# DATA TO PROCESS
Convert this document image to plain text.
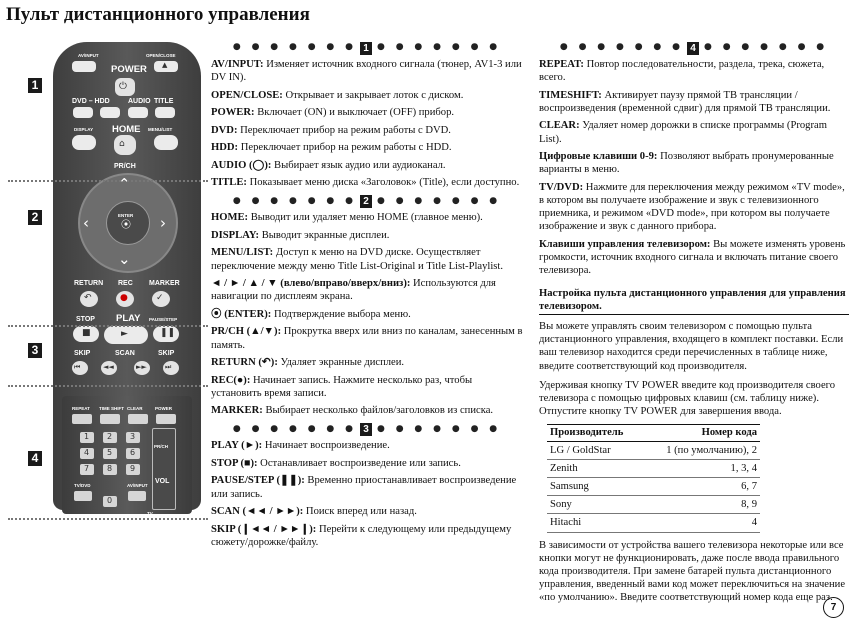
Пульт дистанционного управления
AV/INPUT	OPEN/CLOSE
▲
POWER
⏻
DVD – HDD	AUDIO TITLE
DISPLAY HOME MENU/LIST
⌂
PR/CH
⌃
⌄
‹	›
ENTER
⦿
RETURN REC MARKER
↶	●	✓
STOP PLAY PAUSE/STEP
■	►	❚❚
SKIP	SCAN	SKIP
⏮	◄◄	►►	⏭
REPEAT TIME SHIFT CLEAR	POWER
1 2 3
4 5 6
7 8 9
0
TV/DVD	AV/INPUT
PR/CH
VOL
TV
1
2
3
4
● ● ● ● ● ● ● 1 ● ● ● ● ● ● ●

AV/INPUT: Изменяет источник входного сигнала (тюнер, AV1-3 или DV IN).

OPEN/CLOSE: Открывает и закрывает лоток с диском.

POWER: Включает (ON) и выключает (OFF) прибор.

DVD: Переключает прибор на режим работы с DVD.

HDD: Переключает прибор на режим работы с HDD.

AUDIO (◯): Выбирает язык аудио или аудиоканал.

TITLE: Показывает меню диска «Заголовок» (Title), если доступно.

● ● ● ● ● ● ● 2 ● ● ● ● ● ● ●

HOME: Выводит или удаляет меню HOME (главное меню).

DISPLAY: Выводит экранные дисплеи.

MENU/LIST: Доступ к меню на DVD диске. Осуществляет переключение между меню Title List-Original и Title List-Playlist.

◄ / ► / ▲ / ▼ (влево/вправо/вверх/вниз): Используются для навигации по дисплеям экрана.

⦿ (ENTER): Подтверждение выбора меню.

PR/CH (▲/▼): Прокрутка вверх или вниз по каналам, занесенным в память.

RETURN (↶): Удаляет экранные дисплеи.

REC(●): Начинает запись. Нажмите несколько раз, чтобы установить время записи.

MARKER: Выбирает несколько файлов/заголовков из списка.

● ● ● ● ● ● ● 3 ● ● ● ● ● ● ●

PLAY (►): Начинает воспроизведение.

STOP (■): Останавливает воспроизведение или запись.

PAUSE/STEP (❚❚): Временно приостанавливает воспроизведение или запись.

SCAN (◄◄ / ►►): Поиск вперед или назад.

SKIP (❙◄◄ / ►►❙): Перейти к следующему или предыдущему сюжету/дорожке/файлу.

● ● ● ● ● ● ● 4 ● ● ● ● ● ● ●

REPEAT: Повтор последовательности, раздела, трека, сюжета, всего.

TIMESHIFT: Активирует паузу прямой ТВ трансляции / воспроизведения (временной сдвиг) для прямой ТВ трансляции.

CLEAR: Удаляет номер дорожки в списке программы (Program List).

Цифровые клавиши 0-9: Позволяют выбрать пронумерованные варианты в меню.

TV/DVD: Нажмите для переключения между режимом «TV mode», в котором вы получаете изображение и звук с телевизионного приемника, и режимом «DVD mode», при котором вы получаете изображение и звук с данного прибора.

Клавиши управления телевизором: Вы можете изменять уровень громкости, источник входного сигнала и включать питание своего телевизора.

Настройка пульта дистанционного управления для управления телевизором.

Вы можете управлять своим телевизором с помощью пульта дистанционного управления, входящего в комплект поставки. Если ваш телевизор находится среди перечисленных в таблице ниже, введите соответствующий код производителя.

Удерживая кнопку TV POWER введите код производителя своего телевизора с помощью цифровых клавиш (см. таблицу ниже). Отпустите кнопку TV POWER для завершения ввода.

Производитель	Номер кода
LG / GoldStar	1 (по умолчанию), 2
Zenith	1, 3, 4
Samsung	6, 7
Sony	8, 9
Hitachi	4

В зависимости от устройства вашего телевизора некоторые или все кнопки могут не функционировать, даже после ввода правильного кода производителя. При замене батарей пульта дистанционного управления, введенный вами код может переключиться на значение «по умолчанию». Введите соответствующий номер кода еще раз.

7
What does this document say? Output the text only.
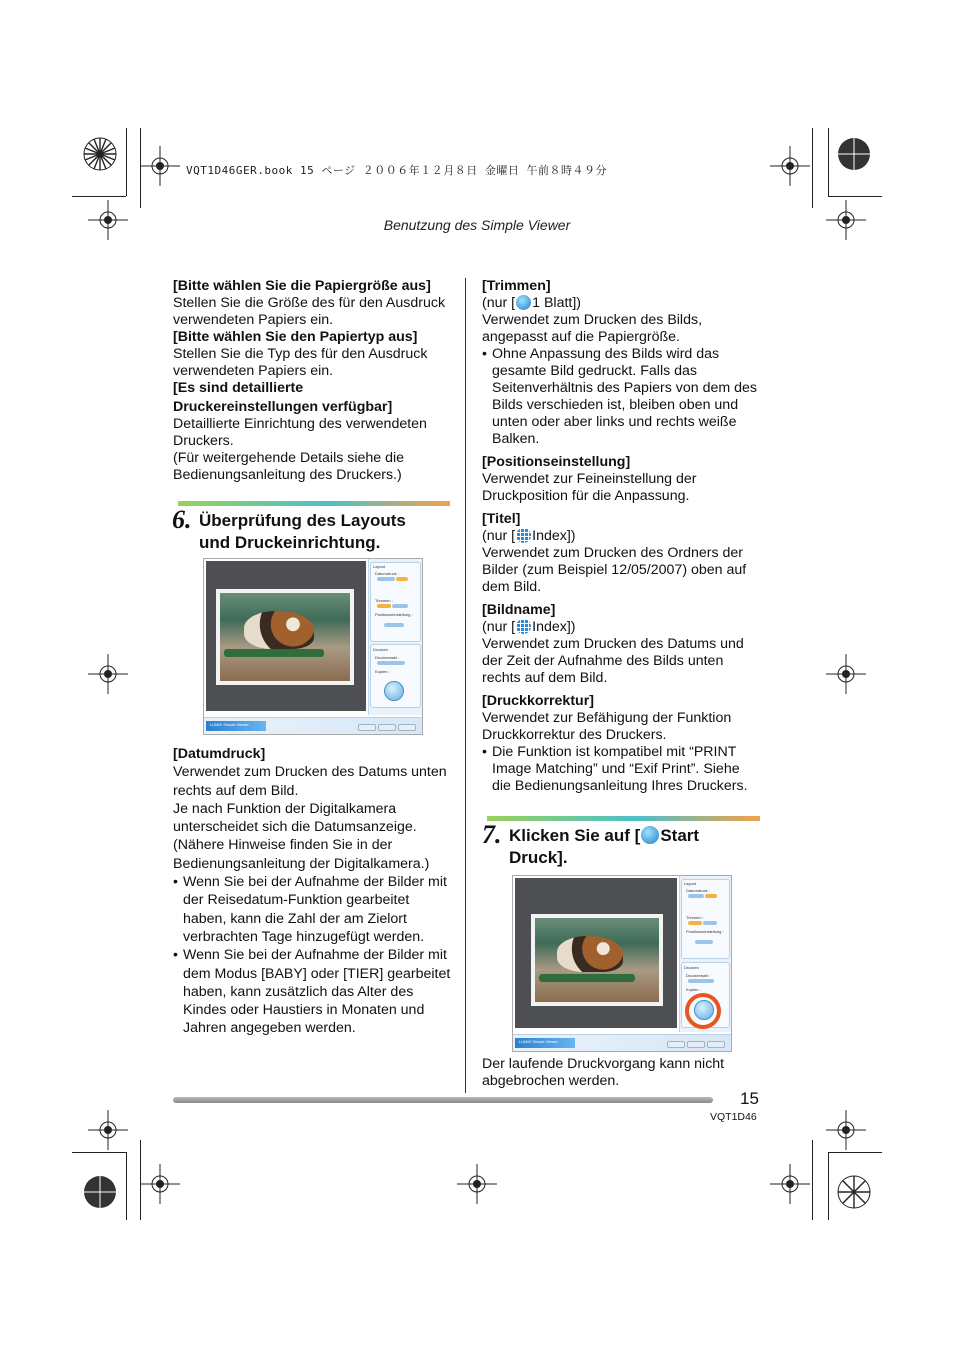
VQT1D46GER.book 15 ページ ２００６年１２月８日 金曜日 午前８時４９分
Benutzung des Simple Viewer

[Bitte wählen Sie die Papiergröße aus]

Stellen Sie die Größe des für den Ausdruck verwendeten Papiers ein.

[Bitte wählen Sie den Papiertyp aus]

Stellen Sie die Typ des für den Ausdruck verwendeten Papiers ein.

[Es sind detaillierte

Druckereinstellungen verfügbar]

Detaillierte Einrichtung des verwendeten Druckers.

(Für weitergehende Details siehe die Bedienungsanleitung des Druckers.)

6. Überprüfung des Layouts
und Druckeinrichtung.
Layout
Datumdruck :
Trimmen :
Positionseinstellung :
Drucken
Druckerwahl :
Kopien :
LUMIX Simple Viewer

[Datumdruck]

Verwendet zum Drucken des Datums unten rechts auf dem Bild.

Je nach Funktion der Digitalkamera unterscheidet sich die Datumsanzeige.

(Nähere Hinweise finden Sie in der Bedienungsanleitung der Digitalkamera.)

• Wenn Sie bei der Aufnahme der Bilder mit der Reisedatum-Funktion gearbeitet haben, kann die Zahl der am Zielort verbrachten Tage hinzugefügt werden.
• Wenn Sie bei der Aufnahme der Bilder mit dem Modus [BABY] oder [TIER] gearbeitet haben, kann zusätzlich das Alter des Kindes oder Haustiers in Monaten und Jahren angegeben werden.

[Trimmen]

(nur [ 1 Blatt])

Verwendet zum Drucken des Bilds, angepasst auf die Papiergröße.

• Ohne Anpassung des Bilds wird das gesamte Bild gedruckt. Falls das Seitenverhältnis des Papiers von dem des Bilds verschieden ist, bleiben oben und unten oder aber links und rechts weiße Balken.

[Positionseinstellung]

Verwendet zur Feineinstellung der Druckposition für die Anpassung.

[Titel]

(nur [ Index])

Verwendet zum Drucken des Ordners der Bilder (zum Beispiel 12/05/2007) oben auf dem Bild.

[Bildname]

(nur [ Index])

Verwendet zum Drucken des Datums und der Zeit der Aufnahme des Bilds unten rechts auf dem Bild.

[Druckkorrektur]

Verwendet zur Befähigung der Funktion Druckkorrektur des Druckers.

• Die Funktion ist kompatibel mit “PRINT Image Matching” und “Exif Print”. Siehe die Bedienungsanleitung Ihres Druckers.
7. Klicken Sie auf [ Start
Druck].
Layout
Datumdruck :
Trimmen :
Positionseinstellung :
Drucken
Druckerwahl :
Kopien :
LUMIX Simple Viewer
Der laufende Druckvorgang kann nicht abgebrochen werden.
15
VQT1D46
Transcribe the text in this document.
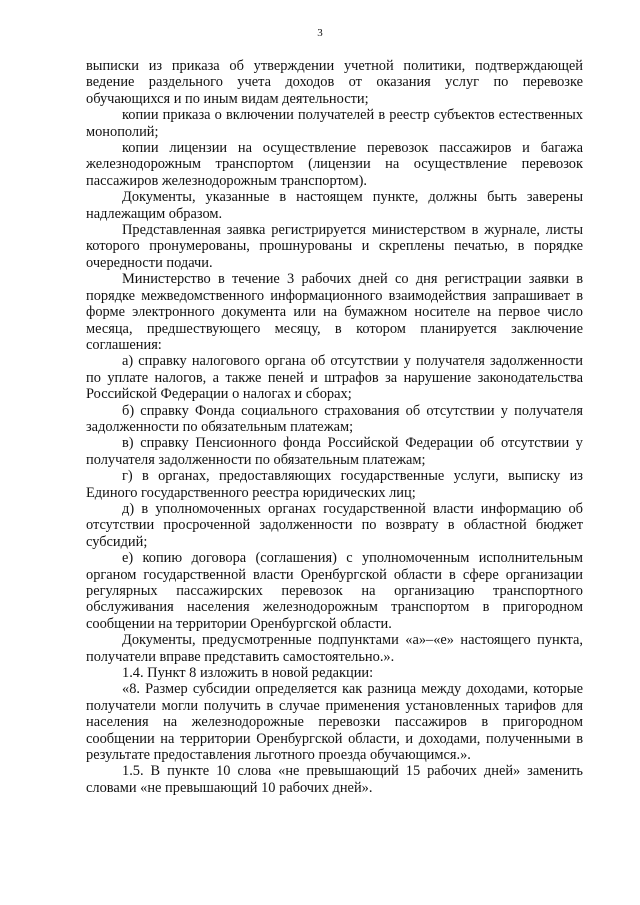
3

выписки из приказа об утверждении учетной политики, подтверждающей ведение раздельного учета доходов от оказания услуг по перевозке обучающихся и по иным видам деятельности;

копии приказа о включении получателей в реестр субъектов естественных монополий;

копии лицензии на осуществление перевозок пассажиров и багажа железнодорожным транспортом (лицензии на осуществление перевозок пассажиров железнодорожным транспортом).

Документы, указанные в настоящем пункте, должны быть заверены надлежащим образом.

Представленная заявка регистрируется министерством в журнале, листы которого пронумерованы, прошнурованы и скреплены печатью, в порядке очередности подачи.

Министерство в течение 3 рабочих дней со дня регистрации заявки в порядке межведомственного информационного взаимодействия запрашивает в форме электронного документа или на бумажном носителе на первое число месяца, предшествующего месяцу, в котором планируется заключение соглашения:

а) справку налогового органа об отсутствии у получателя задолженности по уплате налогов, а также пеней и штрафов за нарушение законодательства Российской Федерации о налогах и сборах;

б) справку Фонда социального страхования об отсутствии у получателя задолженности по обязательным платежам;

в) справку Пенсионного фонда Российской Федерации об отсутствии у получателя задолженности по обязательным платежам;

г) в органах, предоставляющих государственные услуги, выписку из Единого государственного реестра юридических лиц;

д) в уполномоченных органах государственной власти информацию об отсутствии просроченной задолженности по возврату в областной бюджет субсидий;

е) копию договора (соглашения) с уполномоченным исполнительным органом государственной власти Оренбургской области в сфере организации регулярных пассажирских перевозок на организацию транспортного обслуживания населения железнодорожным транспортом в пригородном сообщении на территории Оренбургской области.

Документы, предусмотренные подпунктами «а»–«е» настоящего пункта, получатели вправе представить самостоятельно.».

1.4. Пункт 8 изложить в новой редакции:

«8. Размер субсидии определяется как разница между доходами, которые получатели могли получить в случае применения установленных тарифов для населения на железнодорожные перевозки пассажиров в пригородном сообщении на территории Оренбургской области, и доходами, полученными в результате предоставления льготного проезда обучающимся.».

1.5. В пункте 10 слова «не превышающий 15 рабочих дней» заменить словами «не превышающий 10 рабочих дней».
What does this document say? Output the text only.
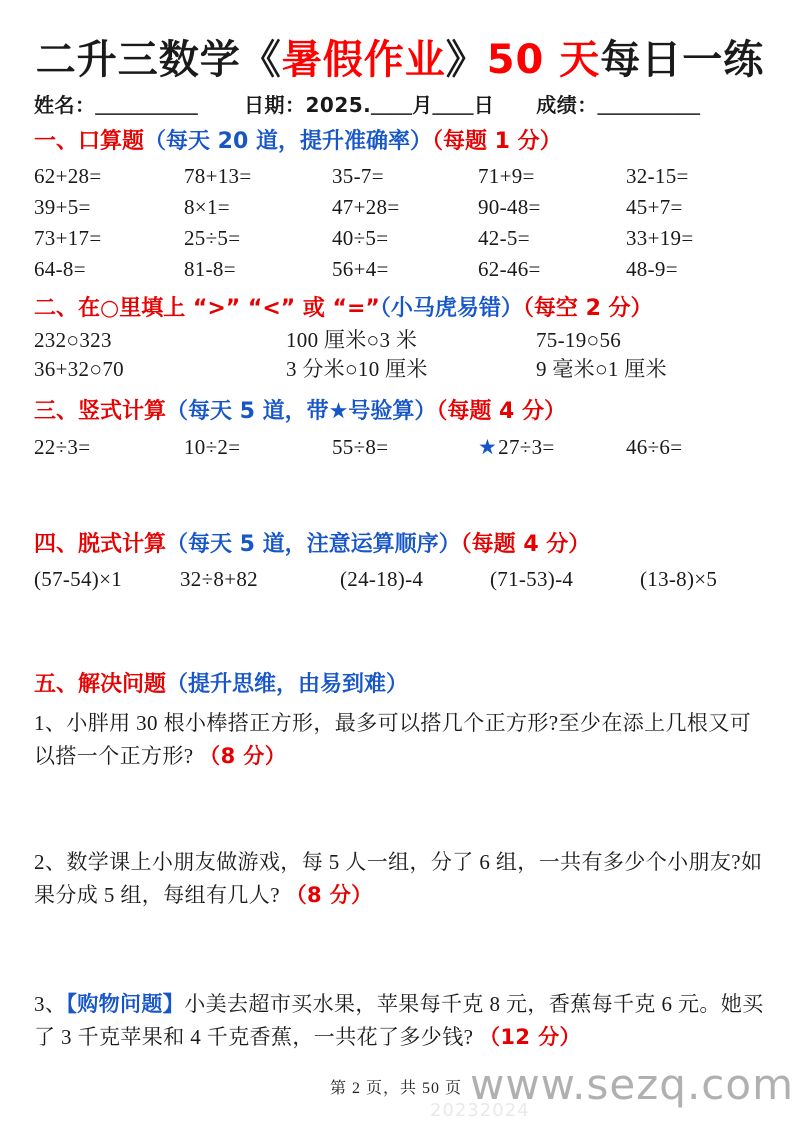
二升三数学《暑假作业》50 天每日一练
姓名： ＿＿＿＿＿ 日期：2025. ＿＿ 月 ＿＿ 日 成绩： ＿＿＿＿＿
一、口算题（每天 20 道，提升准确率）（每题 1 分）
62+28=	78+13=	35-7=	71+9=	32-15=
39+5=	8×1=	47+28=	90-48=	45+7=
73+17=	25÷5=	40÷5=	42-5=	33+19=
64-8=	81-8=	56+4=	62-46=	48-9=
二、在○里填上 “>” “<” 或 “=”（小马虎易错）（每空 2 分）
232○323	100 厘米○3 米	75-19○56
36+32○70	3 分米○10 厘米	9 毫米○1 厘米
三、竖式计算（每天 5 道，带★号验算）（每题 4 分）
22÷3=	10÷2=	55÷8=	★27÷3=	46÷6=
四、脱式计算（每天 5 道，注意运算顺序）（每题 4 分）
(57-54)×1	32÷8+82	(24-18)-4	(71-53)-4	(13-8)×5
五、解决问题（提升思维，由易到难）

1、小胖用 30 根小棒搭正方形，最多可以搭几个正方形?至少在添上几根又可以搭一个正方形? （8 分）

2、数学课上小朋友做游戏，每 5 人一组，分了 6 组，一共有多少个小朋友?如果分成 5 组，每组有几人? （8 分）

3、【购物问题】小美去超市买水果，苹果每千克 8 元，香蕉每千克 6 元。她买了 3 千克苹果和 4 千克香蕉，一共花了多少钱? （12 分）

第 2 页，共 50 页 www.sezq.com
20232024
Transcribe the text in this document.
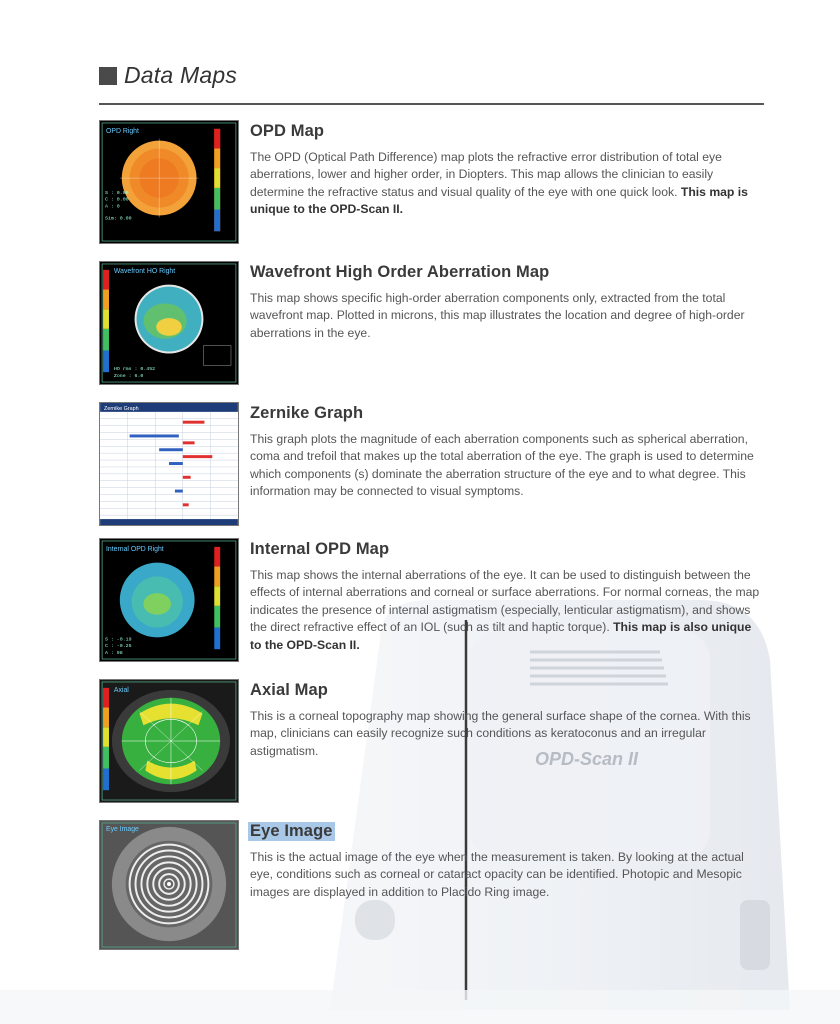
OPD-Scan II
Data Maps
OPD Right
S : 0.00
C : 0.00
A : 0
Sim: 0.00
OPD Map

The OPD (Optical Path Difference) map plots the refractive error distribution of total eye aberrations, lower and higher order, in Diopters. This map allows the clinician to easily determine the refractive status and visual quality of the eye with one quick look. This map is unique to the OPD-Scan II.

Wavefront HO Right
HO rms : 0.452
Zone : 6.0
Wavefront High Order Aberration Map

This map shows specific high-order aberration components only, extracted from the total wavefront map. Plotted in microns, this map illustrates the location and degree of high-order aberrations in the eye.

Zernike Graph	Zernike Graph

This graph plots the magnitude of each aberration components such as spherical aberration, coma and trefoil that makes up the total aberration of the eye. The graph is used to determine which components (s) dominate the aberration structure of the eye and to what degree. This information may be connected to visual symptoms.

Internal OPD Right
S : -0.19
C : -0.25
A : 98
Internal OPD Map

This map shows the internal aberrations of the eye. It can be used to distinguish between the effects of internal aberrations and corneal or surface aberrations. For normal corneas, the map indicates the presence of internal astigmatism (especially, lenticular astigmatism), and shows the direct refractive effect of an IOL (such as tilt and haptic torque). This map is also unique to the OPD-Scan II.

Axial	Axial Map

This is a corneal topography map showing the general surface shape of the cornea. With this map, clinicians can easily recognize such conditions as keratoconus and an irregular astigmatism.

Eye Image	Eye Image

This is the actual image of the eye when the measurement is taken. By looking at the actual eye, conditions such as corneal or cataract opacity can be identified. Photopic and Mesopic images are displayed in addition to Placido Ring image.
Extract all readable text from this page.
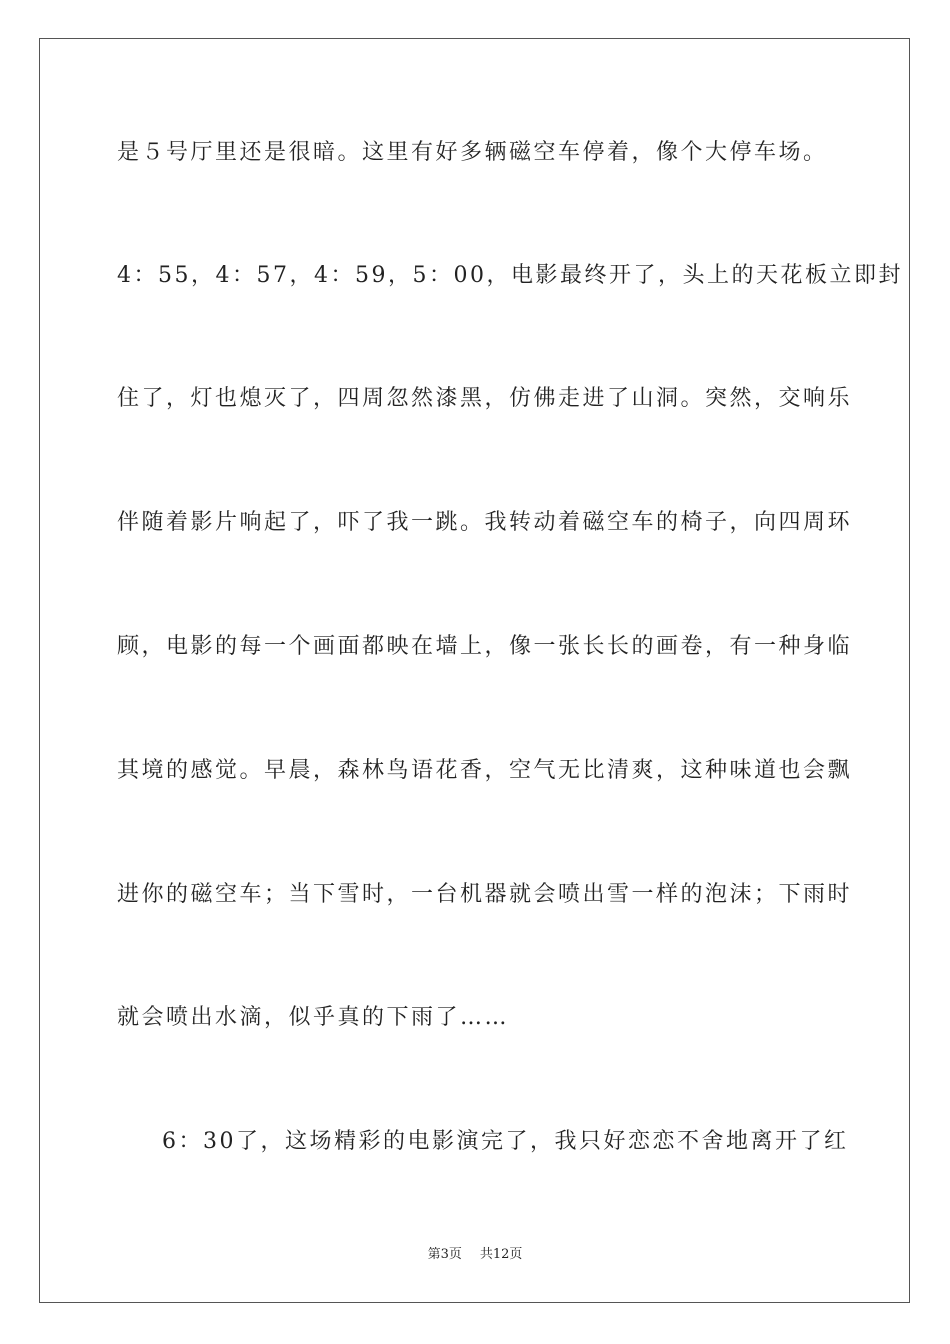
是５号厅里还是很暗。这里有好多辆磁空车停着，像个大停车场。
4：55，4：57，4：59，5：00，电影最终开了，头上的天花板立即封
住了，灯也熄灭了，四周忽然漆黑，仿佛走进了山洞。突然，交响乐
伴随着影片响起了，吓了我一跳。我转动着磁空车的椅子，向四周环
顾，电影的每一个画面都映在墙上，像一张长长的画卷，有一种身临
其境的感觉。早晨，森林鸟语花香，空气无比清爽，这种味道也会飘
进你的磁空车；当下雪时，一台机器就会喷出雪一样的泡沫；下雨时
就会喷出水滴，似乎真的下雨了……
6：30了，这场精彩的电影演完了，我只好恋恋不舍地离开了红
第3页 共12页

# WRITTEN PROBLEM
Of the lines in the data above, how many contain the word "государственной"? Give only that figure.

# THE RESPONSE
2